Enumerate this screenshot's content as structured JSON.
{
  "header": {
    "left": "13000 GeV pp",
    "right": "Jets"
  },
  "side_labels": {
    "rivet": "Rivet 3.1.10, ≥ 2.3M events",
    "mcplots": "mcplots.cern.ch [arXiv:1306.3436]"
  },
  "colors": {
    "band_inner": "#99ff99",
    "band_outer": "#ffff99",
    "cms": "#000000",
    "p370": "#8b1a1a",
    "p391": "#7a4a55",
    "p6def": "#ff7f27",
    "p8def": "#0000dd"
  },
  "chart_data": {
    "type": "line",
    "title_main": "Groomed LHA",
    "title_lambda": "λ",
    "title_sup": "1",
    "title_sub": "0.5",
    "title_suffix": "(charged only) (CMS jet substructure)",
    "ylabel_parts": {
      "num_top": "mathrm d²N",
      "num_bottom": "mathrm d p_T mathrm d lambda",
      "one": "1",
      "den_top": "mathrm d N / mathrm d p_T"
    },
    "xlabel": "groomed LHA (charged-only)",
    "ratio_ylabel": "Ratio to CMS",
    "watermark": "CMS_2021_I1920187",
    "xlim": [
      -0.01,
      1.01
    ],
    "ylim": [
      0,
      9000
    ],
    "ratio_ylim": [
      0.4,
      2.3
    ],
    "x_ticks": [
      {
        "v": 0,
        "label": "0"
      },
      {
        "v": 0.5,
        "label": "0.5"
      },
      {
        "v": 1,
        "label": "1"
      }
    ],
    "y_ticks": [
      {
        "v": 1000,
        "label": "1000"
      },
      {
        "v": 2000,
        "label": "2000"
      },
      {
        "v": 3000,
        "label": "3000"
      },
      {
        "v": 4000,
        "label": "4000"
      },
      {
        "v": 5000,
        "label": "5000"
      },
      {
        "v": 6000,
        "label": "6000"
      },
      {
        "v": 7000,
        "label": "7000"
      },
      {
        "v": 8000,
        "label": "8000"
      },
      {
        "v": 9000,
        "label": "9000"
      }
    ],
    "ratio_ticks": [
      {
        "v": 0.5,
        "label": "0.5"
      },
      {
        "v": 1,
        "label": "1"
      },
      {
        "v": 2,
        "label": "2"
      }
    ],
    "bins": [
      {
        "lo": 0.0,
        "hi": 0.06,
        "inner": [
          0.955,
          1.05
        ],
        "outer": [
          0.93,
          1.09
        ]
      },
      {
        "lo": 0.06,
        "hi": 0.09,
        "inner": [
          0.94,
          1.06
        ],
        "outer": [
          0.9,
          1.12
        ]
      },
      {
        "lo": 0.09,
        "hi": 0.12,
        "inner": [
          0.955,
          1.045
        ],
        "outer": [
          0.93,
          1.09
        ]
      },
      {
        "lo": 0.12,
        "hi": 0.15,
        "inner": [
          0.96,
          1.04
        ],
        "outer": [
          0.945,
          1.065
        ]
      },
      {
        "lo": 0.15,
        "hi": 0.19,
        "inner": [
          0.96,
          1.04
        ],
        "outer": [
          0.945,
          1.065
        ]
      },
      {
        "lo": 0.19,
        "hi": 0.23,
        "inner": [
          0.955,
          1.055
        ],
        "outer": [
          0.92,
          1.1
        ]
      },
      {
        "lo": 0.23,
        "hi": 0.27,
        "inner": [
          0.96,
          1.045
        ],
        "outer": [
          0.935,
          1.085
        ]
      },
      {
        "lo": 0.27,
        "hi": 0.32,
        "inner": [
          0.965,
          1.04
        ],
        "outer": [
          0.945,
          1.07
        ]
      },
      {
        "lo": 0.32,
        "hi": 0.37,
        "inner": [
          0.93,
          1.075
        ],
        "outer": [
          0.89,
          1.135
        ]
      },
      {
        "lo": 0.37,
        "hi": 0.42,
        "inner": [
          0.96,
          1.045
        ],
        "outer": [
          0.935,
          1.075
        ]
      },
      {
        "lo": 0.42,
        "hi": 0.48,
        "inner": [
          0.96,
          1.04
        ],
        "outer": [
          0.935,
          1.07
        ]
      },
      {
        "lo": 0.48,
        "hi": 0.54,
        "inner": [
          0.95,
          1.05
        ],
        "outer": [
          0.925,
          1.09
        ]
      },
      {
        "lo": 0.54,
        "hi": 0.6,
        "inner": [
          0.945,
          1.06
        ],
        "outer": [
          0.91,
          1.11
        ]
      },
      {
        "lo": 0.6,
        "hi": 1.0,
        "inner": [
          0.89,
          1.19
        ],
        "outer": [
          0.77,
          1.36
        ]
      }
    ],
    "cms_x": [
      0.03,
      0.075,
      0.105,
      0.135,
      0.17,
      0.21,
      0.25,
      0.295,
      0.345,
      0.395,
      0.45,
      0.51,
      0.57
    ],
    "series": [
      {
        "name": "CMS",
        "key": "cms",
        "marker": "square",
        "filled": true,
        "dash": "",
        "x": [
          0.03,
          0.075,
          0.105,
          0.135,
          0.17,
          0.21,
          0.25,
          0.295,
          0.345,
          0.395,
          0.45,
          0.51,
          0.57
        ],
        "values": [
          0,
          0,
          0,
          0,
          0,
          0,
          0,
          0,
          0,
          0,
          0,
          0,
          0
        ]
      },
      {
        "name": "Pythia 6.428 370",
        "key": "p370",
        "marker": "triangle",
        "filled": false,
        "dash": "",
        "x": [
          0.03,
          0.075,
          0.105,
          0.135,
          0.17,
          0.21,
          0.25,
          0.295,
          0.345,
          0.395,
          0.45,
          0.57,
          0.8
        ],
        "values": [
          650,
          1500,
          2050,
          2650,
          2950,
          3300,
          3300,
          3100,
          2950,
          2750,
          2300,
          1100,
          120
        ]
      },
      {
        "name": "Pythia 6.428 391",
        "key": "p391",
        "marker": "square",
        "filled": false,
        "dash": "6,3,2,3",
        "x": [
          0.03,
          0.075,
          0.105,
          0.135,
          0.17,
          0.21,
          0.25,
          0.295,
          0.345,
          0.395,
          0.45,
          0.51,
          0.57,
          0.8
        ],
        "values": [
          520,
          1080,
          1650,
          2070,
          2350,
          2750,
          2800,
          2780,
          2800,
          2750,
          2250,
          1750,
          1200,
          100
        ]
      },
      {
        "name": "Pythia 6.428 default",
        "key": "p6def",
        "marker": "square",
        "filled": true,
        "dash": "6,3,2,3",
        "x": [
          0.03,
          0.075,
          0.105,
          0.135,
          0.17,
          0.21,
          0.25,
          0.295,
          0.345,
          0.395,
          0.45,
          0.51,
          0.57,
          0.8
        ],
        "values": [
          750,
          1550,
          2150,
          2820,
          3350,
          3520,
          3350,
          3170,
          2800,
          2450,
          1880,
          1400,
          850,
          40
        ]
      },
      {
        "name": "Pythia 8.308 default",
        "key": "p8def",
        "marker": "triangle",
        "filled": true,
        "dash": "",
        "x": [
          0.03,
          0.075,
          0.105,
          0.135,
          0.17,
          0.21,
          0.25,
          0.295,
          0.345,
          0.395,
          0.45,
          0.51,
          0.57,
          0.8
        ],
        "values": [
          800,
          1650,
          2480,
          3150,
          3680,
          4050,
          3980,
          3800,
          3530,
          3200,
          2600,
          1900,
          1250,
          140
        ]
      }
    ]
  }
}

========

Your task is to collect every line above that contains the word "only".

SOLVED EXERCISE
    "title_suffix": "(charged only) (CMS jet substructure)",
    "xlabel": "groomed LHA (charged-only)",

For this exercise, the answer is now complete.